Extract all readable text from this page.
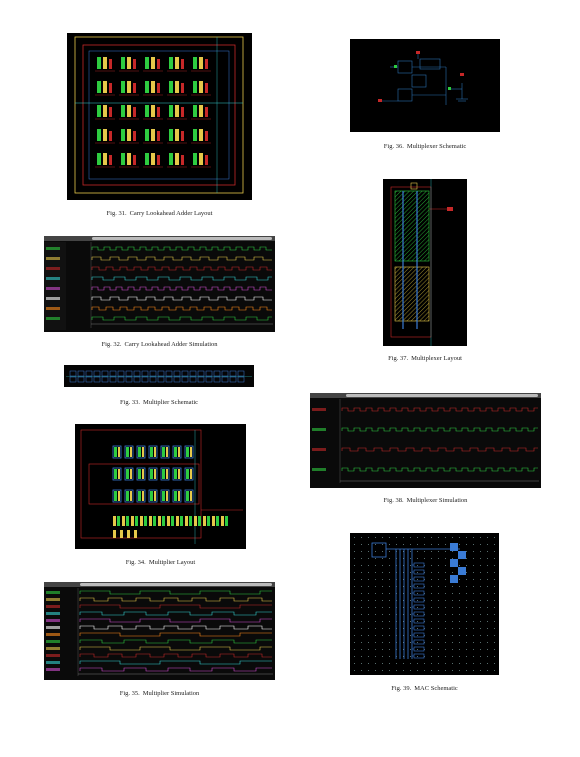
Fig. 31. Carry Lookahead Adder Layout
Fig. 32. Carry Lookahead Adder Simulation
Fig. 33. Multiplier Schematic
Fig. 34. Multiplier Layout
Fig. 35. Multiplier Simulation
Fig. 36. Multiplexer Schematic
Fig. 37. Multiplexer Layout
Fig. 38. Multiplexer Simulation
Fig. 39. MAC Schematic
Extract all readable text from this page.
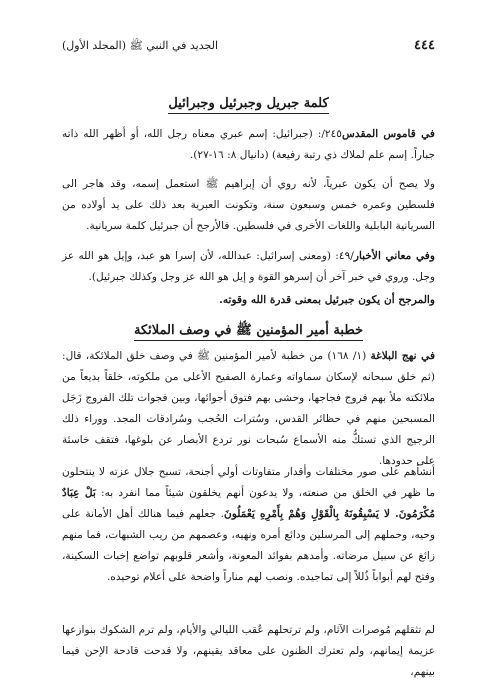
٤٤٤
الجديد في النبي ﷺ (المجلد الأول)
كلمة جبريل وجبرئيل وجبرائيل
في قاموس المقدس٢٤٥/: (جبرائيل: إسم عبري معناه رجل الله، أو أظهر الله ذاته جباراً. إسم علم لملاك ذي رتبة رفيعة) (دانيال ٨: ١٦-٢٧).
ولا يصح أن يكون عبرياً، لأنه روي أن إبراهيم ﷺ استعمل إسمه، وقد هاجر الى فلسطين وعمره خمس وسبعون سنة، وتكونت العبرية بعد ذلك على يد أولاده من السريانية البابلية واللغات الأخرى في فلسطين. فالأرجح أن جبرئيل كلمة سريانية.
وفي معاني الأخبار/٤٩: (ومعنى إسرائيل: عبدالله، لأن إسرا هو عبد، وإيل هو الله عز وجل. وروي في خبر آخر أن إسرهو القوة و إيل هو الله عز وجل وكذلك جبرئيل).
والمرجح أن يكون جبرئيل بمعنى قدرة الله وقوته.
خطبة أمير المؤمنين ﷺ في وصف الملائكة
في نهج البلاغة (١/ ١٦٨) من خطبة لأمير المؤمنين ﷺ في وصف خلق الملائكة، قال: (ثم خلق سبحانه لإسكان سماواته وعمارة الصفيح الأعلى من ملكوته، خلقاً بديعاً من ملائكته ملأ بهم فروج فجاجها، وحشى بهم فتوق أجوائها، وبين فجوات تلك الفروج زَجَل المسبحين منهم في حظائر القدس، وسُترات الحُجب وسُرادقات المجد. ووراء ذلك الرجيج الذي تستكُّ منه الأسماع سُبحات نور تردع الأبصار عن بلوغها، فتقف خاسئة على حدودها.
أنشأهم على صور مختلفات وأقدار متفاوتات أولي أجنحة، تسبح جلال عزته لا ينتحلون ما ظهر في الخلق من صنعته، ولا يدعون أنهم يخلقون شيئاً مما انفرد به: بَلْ عِبَادٌ مُكْرَمُونَ. لا يَسْبِقُونَهُ بِالْقَوْلِ وَهُمْ بِأَمْرِهِ يَعْمَلُونَ. جعلهم فيما هنالك أهل الأمانة على وحيه، وحملهم إلى المرسلين ودائع أمره ونهيه، وعصمهم من ريب الشبهات، فما منهم زائغ عن سبيل مرضاته. وأمدهم بفوائد المعونة، وأشعر قلوبهم تواضع إخبات السكينة، وفتح لهم أبواباً ذُللاً إلى تماجيده. ونصب لهم مناراً واضحة على أعلام توحيده.
لم تثقلهم مُوصرات الآثام، ولم ترتحلهم عُقب الليالي والأيام، ولم ترم الشكوك بنوازعها عزيمة إيمانهم، ولم تعترك الظنون على معاقد يقينهم، ولا قدحت قادحة الإحن فيما بينهم،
++++
→ Instructions to follow: Using the records above, list each line that includes "Adder".

→ Result for this task:
Fig. 31. Carry Lookahead Adder Layout
Fig. 32. Carry Lookahead Adder Simulation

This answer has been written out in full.